**THE TASK:**
Please report every line of the listing below that has the word "Abstract" in it.

**DATA FOR THIS TASK:**
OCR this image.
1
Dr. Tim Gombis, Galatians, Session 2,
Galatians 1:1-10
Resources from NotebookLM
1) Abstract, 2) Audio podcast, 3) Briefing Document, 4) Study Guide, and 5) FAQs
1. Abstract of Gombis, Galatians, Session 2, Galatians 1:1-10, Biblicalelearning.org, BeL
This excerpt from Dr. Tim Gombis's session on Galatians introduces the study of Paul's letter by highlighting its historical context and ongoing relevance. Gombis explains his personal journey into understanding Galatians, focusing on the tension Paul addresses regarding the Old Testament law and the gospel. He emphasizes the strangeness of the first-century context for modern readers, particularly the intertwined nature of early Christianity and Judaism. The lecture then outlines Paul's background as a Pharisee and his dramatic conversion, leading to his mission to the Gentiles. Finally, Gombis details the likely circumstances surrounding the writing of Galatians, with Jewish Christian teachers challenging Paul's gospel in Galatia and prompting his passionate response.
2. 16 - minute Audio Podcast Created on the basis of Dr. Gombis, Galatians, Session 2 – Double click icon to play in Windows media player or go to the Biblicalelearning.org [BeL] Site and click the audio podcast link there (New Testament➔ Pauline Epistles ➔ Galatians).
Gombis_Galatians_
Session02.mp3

**EXERCISE ANSWER:**
1) Abstract, 2) Audio podcast, 3) Briefing Document, 4) Study Guide, and 5) FAQs
1. Abstract of Gombis, Galatians, Session 2, Galatians 1:1-10, Biblicalelearning.org, BeL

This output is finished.